> [Supplied information]
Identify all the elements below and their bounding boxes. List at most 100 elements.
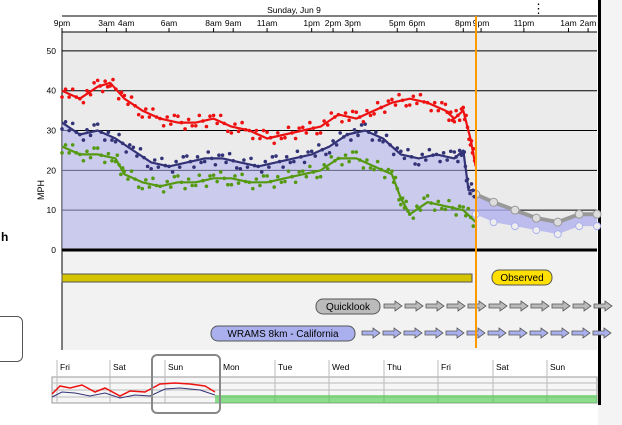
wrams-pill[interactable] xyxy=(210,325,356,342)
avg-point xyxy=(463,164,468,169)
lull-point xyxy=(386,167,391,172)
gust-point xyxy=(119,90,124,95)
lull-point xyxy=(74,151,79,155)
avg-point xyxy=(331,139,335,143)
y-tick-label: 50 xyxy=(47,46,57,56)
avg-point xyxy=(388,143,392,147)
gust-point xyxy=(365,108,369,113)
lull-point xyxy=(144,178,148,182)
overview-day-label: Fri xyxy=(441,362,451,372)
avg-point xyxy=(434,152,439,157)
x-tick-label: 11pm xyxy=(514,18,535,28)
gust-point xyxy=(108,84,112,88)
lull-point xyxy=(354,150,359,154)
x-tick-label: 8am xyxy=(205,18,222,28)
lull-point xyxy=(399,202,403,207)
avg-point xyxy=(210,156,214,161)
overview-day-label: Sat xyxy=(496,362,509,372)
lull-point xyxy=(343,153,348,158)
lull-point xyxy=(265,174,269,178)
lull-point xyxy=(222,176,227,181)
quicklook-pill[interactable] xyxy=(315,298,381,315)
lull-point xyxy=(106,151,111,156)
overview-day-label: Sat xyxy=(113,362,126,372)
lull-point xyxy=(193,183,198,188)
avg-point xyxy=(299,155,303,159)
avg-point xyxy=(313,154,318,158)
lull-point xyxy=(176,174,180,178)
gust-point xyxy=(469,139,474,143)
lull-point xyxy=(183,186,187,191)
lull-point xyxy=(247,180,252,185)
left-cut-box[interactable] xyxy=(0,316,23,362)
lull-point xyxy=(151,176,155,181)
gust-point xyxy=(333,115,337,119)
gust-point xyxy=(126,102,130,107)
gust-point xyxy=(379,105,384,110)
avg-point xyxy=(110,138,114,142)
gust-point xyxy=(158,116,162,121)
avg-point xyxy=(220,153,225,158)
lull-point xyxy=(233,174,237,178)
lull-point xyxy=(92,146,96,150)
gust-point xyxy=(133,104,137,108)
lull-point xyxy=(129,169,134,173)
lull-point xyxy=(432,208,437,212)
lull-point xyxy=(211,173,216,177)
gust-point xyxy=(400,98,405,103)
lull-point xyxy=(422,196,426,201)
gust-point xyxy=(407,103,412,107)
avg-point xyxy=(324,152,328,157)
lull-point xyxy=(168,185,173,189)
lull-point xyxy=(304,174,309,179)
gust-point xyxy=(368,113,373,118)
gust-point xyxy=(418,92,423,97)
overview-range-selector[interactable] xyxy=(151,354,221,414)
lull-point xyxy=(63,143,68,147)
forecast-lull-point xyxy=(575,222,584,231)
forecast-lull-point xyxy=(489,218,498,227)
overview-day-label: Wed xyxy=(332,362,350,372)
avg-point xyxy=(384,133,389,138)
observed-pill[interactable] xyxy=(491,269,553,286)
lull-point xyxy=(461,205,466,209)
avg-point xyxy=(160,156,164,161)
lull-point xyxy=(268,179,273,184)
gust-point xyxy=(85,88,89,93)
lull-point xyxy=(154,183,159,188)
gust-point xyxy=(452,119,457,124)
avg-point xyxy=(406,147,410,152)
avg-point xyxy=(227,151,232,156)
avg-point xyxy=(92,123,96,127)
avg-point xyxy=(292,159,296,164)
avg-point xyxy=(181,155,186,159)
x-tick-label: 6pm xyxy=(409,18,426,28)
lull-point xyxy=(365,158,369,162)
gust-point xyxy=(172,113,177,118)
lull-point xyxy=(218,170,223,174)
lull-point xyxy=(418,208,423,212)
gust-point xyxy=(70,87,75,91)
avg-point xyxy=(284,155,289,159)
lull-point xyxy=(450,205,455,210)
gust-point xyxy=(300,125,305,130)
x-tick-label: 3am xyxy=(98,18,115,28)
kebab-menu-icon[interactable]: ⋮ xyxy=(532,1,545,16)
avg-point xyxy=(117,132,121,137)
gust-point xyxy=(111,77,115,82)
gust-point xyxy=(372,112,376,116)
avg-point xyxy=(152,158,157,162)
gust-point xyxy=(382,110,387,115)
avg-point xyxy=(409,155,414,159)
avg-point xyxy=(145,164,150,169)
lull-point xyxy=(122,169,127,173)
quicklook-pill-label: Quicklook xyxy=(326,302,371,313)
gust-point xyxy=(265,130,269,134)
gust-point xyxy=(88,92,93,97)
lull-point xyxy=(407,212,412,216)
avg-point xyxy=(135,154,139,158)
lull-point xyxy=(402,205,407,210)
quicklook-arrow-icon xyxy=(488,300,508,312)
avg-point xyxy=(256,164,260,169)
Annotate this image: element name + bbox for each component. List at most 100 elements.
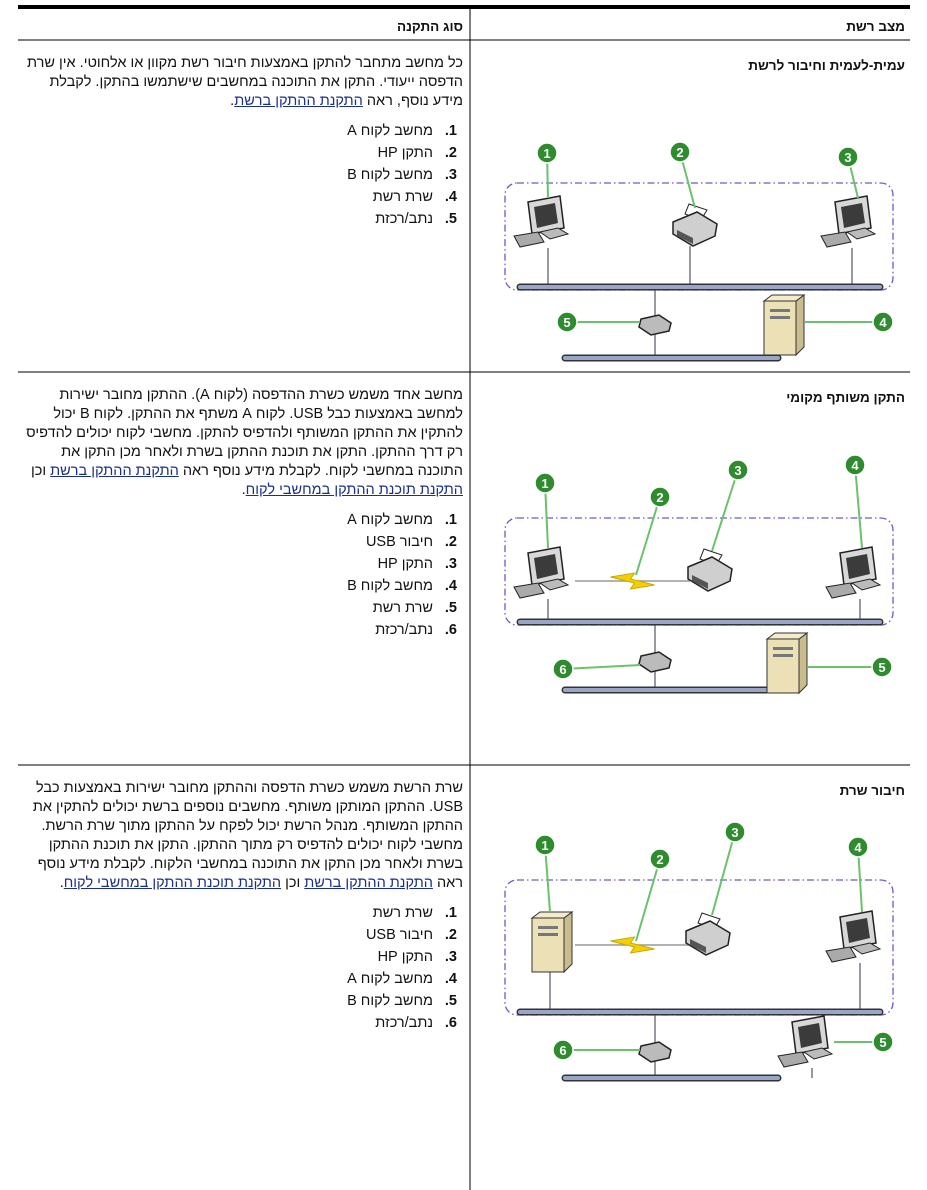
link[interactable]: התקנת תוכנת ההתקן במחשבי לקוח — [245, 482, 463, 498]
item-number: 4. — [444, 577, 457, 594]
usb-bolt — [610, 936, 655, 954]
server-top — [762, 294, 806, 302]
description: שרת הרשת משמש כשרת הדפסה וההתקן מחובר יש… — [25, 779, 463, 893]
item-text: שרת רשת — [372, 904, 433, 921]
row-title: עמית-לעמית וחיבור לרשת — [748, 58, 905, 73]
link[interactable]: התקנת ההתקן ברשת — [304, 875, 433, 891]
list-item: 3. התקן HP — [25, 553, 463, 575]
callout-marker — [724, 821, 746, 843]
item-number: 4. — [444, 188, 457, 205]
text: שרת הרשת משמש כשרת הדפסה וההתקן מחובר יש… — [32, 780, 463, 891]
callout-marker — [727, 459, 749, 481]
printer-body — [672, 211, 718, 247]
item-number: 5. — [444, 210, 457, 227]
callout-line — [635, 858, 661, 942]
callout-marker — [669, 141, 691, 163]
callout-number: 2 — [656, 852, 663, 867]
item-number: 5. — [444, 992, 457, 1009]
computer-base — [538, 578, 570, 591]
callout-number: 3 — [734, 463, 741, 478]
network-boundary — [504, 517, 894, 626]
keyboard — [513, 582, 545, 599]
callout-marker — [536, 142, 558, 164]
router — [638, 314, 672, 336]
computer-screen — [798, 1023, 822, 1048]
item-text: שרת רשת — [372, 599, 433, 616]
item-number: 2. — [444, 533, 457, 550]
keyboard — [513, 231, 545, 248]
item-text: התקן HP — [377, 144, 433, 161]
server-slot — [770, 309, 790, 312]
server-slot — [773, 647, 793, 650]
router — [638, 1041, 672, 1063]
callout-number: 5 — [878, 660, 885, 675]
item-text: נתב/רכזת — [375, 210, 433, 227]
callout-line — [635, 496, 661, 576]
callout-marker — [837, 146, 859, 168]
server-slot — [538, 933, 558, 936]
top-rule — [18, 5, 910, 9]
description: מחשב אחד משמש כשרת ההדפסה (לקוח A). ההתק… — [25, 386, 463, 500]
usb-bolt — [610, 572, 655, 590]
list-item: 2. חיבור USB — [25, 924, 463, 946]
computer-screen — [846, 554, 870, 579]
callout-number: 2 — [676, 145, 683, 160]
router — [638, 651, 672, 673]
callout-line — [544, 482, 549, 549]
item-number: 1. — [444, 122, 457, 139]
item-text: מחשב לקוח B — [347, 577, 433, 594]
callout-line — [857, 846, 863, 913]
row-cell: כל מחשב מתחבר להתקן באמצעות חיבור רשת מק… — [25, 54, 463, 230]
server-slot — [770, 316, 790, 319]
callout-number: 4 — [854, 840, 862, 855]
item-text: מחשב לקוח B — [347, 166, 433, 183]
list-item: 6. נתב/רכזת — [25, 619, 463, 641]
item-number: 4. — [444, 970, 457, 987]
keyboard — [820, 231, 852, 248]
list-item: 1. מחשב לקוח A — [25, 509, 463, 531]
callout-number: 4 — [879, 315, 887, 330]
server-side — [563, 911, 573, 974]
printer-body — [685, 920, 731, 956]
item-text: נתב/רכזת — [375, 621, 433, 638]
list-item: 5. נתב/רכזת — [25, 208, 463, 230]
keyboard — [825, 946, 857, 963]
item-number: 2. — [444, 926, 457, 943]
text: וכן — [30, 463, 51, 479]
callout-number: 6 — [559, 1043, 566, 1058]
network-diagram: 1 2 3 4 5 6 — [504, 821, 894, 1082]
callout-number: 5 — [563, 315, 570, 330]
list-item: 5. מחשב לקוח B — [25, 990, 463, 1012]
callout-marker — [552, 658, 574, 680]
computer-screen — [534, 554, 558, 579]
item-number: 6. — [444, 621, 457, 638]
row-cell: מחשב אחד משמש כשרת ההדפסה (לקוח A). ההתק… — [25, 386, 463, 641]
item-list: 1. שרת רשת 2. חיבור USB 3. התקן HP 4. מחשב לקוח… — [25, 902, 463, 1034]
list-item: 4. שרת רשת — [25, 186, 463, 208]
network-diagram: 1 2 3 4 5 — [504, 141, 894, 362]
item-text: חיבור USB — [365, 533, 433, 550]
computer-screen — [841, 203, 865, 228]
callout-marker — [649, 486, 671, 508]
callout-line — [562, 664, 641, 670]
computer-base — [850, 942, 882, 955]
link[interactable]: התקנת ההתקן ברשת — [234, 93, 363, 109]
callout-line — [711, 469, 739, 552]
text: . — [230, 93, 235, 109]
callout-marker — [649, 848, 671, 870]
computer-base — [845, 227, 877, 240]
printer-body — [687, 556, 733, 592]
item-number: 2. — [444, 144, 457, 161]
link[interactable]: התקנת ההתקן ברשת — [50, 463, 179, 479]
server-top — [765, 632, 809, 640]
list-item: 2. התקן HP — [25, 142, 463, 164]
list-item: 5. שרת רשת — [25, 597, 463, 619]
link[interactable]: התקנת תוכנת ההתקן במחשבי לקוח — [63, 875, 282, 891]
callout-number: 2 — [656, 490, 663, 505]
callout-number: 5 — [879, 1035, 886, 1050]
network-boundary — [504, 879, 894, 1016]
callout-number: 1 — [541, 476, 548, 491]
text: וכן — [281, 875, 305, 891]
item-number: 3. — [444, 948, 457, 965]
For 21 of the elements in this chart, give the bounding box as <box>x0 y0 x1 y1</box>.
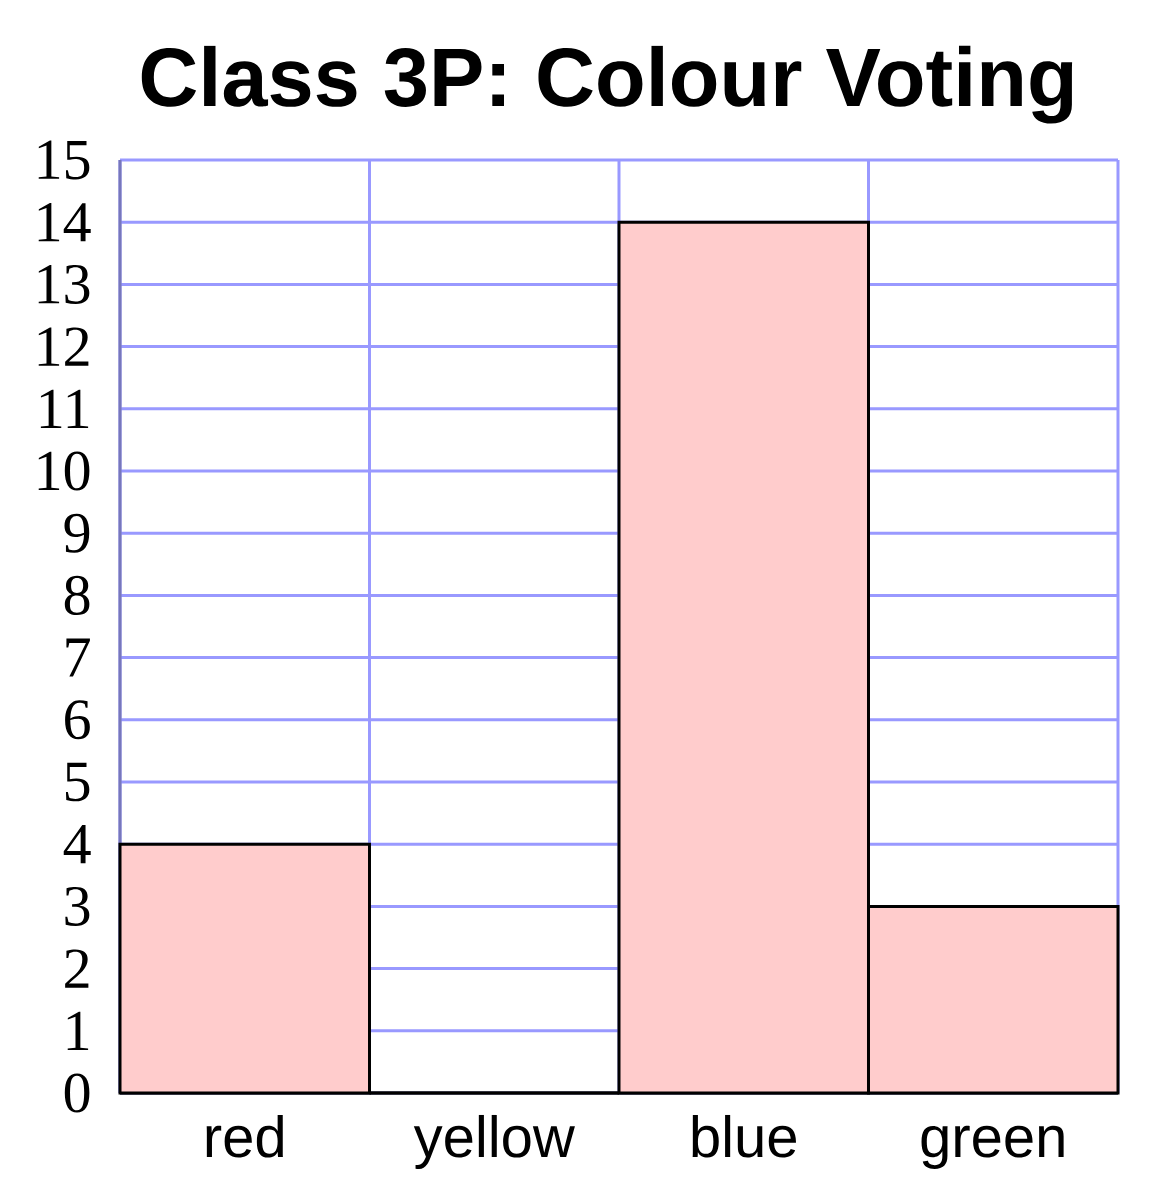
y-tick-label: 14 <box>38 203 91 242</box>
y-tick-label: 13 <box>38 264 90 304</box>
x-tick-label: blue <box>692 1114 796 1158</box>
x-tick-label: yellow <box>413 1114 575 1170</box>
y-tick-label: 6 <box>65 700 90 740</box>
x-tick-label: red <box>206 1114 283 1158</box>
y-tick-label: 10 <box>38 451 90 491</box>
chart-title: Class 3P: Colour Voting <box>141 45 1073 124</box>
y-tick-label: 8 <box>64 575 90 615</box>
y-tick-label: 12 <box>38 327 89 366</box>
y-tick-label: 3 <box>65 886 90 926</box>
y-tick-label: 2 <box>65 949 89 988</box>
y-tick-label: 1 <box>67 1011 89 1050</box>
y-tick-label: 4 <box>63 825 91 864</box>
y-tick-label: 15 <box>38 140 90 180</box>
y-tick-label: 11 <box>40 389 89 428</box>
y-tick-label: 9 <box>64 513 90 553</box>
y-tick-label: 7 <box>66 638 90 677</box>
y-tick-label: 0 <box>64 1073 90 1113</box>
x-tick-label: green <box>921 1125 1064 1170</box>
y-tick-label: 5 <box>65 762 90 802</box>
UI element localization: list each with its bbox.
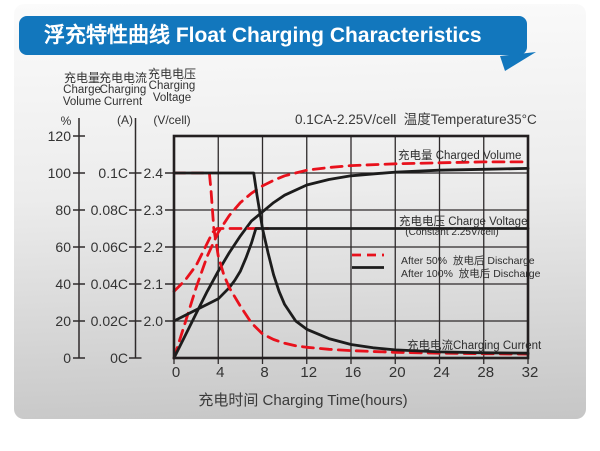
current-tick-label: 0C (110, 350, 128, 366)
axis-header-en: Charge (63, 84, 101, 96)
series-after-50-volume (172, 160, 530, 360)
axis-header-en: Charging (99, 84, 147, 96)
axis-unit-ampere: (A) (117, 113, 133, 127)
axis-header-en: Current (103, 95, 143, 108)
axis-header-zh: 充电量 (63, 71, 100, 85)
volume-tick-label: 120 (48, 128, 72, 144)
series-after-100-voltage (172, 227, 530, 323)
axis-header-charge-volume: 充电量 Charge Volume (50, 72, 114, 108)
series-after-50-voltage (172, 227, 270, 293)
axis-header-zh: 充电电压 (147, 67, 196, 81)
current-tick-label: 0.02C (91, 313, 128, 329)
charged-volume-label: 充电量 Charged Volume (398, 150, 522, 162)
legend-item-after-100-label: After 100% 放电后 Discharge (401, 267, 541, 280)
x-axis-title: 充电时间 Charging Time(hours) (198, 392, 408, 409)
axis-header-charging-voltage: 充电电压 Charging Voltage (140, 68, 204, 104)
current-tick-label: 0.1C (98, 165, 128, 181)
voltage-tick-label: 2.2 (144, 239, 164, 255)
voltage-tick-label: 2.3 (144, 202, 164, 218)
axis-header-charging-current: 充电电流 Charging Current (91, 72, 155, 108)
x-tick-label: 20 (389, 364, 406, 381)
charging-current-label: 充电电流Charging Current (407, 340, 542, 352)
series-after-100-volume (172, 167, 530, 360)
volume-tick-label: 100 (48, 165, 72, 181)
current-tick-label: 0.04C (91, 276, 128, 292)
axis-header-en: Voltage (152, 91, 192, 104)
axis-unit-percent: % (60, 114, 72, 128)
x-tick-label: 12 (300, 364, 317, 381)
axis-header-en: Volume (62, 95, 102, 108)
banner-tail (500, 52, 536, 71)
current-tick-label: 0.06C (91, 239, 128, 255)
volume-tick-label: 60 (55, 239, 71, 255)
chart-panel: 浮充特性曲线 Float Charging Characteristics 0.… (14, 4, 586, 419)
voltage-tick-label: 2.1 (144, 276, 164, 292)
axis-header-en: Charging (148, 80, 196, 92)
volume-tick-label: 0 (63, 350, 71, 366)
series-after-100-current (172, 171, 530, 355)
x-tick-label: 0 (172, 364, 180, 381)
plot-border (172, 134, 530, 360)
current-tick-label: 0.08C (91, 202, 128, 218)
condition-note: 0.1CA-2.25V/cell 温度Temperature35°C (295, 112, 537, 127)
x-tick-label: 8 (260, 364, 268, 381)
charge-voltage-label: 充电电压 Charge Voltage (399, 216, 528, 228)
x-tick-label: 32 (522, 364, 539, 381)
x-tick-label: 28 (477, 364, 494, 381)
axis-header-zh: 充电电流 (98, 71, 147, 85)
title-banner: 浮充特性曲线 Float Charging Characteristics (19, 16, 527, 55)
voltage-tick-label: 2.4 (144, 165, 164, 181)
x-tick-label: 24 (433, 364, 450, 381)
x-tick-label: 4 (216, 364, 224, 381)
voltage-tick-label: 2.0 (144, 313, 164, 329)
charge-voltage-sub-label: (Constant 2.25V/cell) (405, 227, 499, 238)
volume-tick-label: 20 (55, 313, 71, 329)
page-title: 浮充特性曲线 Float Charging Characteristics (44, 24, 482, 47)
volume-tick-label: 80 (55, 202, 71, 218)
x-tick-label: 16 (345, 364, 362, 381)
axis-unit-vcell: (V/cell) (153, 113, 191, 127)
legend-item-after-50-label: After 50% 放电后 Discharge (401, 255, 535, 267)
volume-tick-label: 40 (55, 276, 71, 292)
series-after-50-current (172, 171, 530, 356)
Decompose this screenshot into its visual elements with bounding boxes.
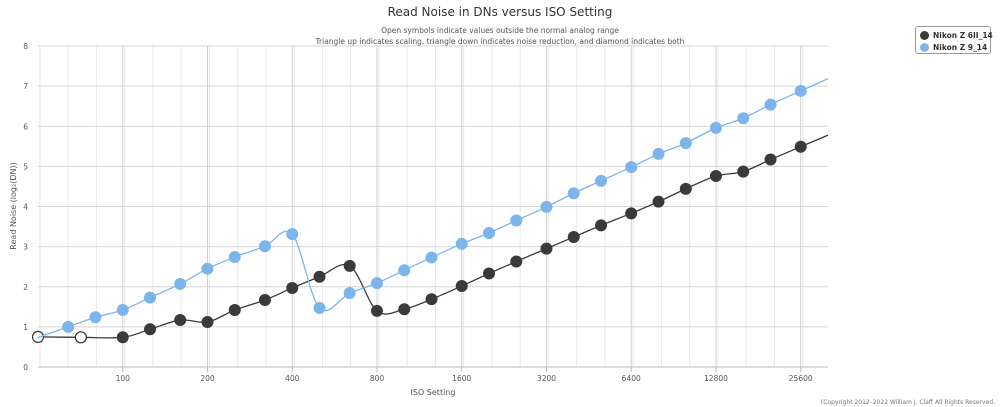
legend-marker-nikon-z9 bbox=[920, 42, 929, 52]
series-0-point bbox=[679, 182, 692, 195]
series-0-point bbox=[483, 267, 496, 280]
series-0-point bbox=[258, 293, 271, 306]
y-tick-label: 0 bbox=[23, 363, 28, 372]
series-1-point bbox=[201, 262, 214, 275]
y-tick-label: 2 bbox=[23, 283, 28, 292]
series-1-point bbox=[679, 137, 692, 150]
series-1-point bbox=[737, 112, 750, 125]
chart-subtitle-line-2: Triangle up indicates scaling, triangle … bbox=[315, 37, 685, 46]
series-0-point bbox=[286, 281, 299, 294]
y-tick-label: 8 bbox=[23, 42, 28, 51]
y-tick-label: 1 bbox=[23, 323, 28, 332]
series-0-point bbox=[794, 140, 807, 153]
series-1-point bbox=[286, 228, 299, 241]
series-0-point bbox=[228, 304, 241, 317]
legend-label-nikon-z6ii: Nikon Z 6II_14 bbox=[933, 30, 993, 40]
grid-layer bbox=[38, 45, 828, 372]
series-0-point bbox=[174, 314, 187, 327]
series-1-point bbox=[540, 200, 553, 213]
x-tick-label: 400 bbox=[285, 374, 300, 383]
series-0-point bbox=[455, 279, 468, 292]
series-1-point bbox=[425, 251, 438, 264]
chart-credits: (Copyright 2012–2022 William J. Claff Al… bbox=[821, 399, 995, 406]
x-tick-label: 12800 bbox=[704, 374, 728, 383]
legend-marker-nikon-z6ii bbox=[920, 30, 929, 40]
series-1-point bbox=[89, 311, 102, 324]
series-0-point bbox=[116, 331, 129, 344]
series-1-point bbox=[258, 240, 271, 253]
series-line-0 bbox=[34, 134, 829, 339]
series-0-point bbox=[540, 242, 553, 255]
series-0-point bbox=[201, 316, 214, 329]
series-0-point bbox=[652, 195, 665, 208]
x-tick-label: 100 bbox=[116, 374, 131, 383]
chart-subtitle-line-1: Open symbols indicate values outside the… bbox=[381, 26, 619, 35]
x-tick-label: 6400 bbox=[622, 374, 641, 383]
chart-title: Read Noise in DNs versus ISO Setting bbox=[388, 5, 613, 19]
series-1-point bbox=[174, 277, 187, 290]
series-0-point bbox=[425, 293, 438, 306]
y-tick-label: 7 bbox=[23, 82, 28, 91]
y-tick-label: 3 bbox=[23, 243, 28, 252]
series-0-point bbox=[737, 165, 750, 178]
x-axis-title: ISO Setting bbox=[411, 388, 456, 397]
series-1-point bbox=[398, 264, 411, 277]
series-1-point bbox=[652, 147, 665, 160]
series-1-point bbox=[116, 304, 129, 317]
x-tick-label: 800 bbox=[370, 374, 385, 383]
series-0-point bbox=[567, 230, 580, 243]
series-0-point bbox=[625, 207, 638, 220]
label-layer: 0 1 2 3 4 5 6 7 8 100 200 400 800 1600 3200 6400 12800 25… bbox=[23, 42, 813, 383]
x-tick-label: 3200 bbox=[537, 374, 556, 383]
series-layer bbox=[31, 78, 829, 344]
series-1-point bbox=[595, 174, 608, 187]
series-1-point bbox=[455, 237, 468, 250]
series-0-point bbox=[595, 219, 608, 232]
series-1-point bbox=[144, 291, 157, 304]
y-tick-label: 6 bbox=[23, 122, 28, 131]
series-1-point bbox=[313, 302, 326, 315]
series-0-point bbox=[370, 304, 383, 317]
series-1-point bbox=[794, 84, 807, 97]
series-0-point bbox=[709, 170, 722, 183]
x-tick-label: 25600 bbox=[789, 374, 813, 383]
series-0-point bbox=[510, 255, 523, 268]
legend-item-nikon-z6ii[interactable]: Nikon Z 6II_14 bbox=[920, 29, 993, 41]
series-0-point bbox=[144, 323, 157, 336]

> [Written problem]
Format the lines as a Markdown table with the columns Number and Line, starting with the line containing "wrams-pill[interactable] xyxy=(210,325,356,342)" and continuing through the line containing "avg-point xyxy=(434,152,439,157)". Give each row its number and leave out any blank lines.

> [Response to the task]
| Number | Line |
|---|---|
| 1 | wrams-pill[interactable] xyxy=(210,325,356,342) |
| 2 | avg-point xyxy=(463,164,468,169) |
| 3 | lull-point xyxy=(386,167,391,172) |
| 4 | gust-point xyxy=(119,90,124,95) |
| 5 | lull-point xyxy=(74,151,79,155) |
| 6 | avg-point xyxy=(331,139,335,143) |
| 7 | y-tick-label: 50 xyxy=(47,46,57,56) |
| 8 | avg-point xyxy=(388,143,392,147) |
| 9 | gust-point xyxy=(365,108,369,113) |
| 10 | lull-point xyxy=(144,178,148,182) |
| 11 | overview-day-label: Fri xyxy=(441,362,451,372) |
| 12 | avg-point xyxy=(434,152,439,157) |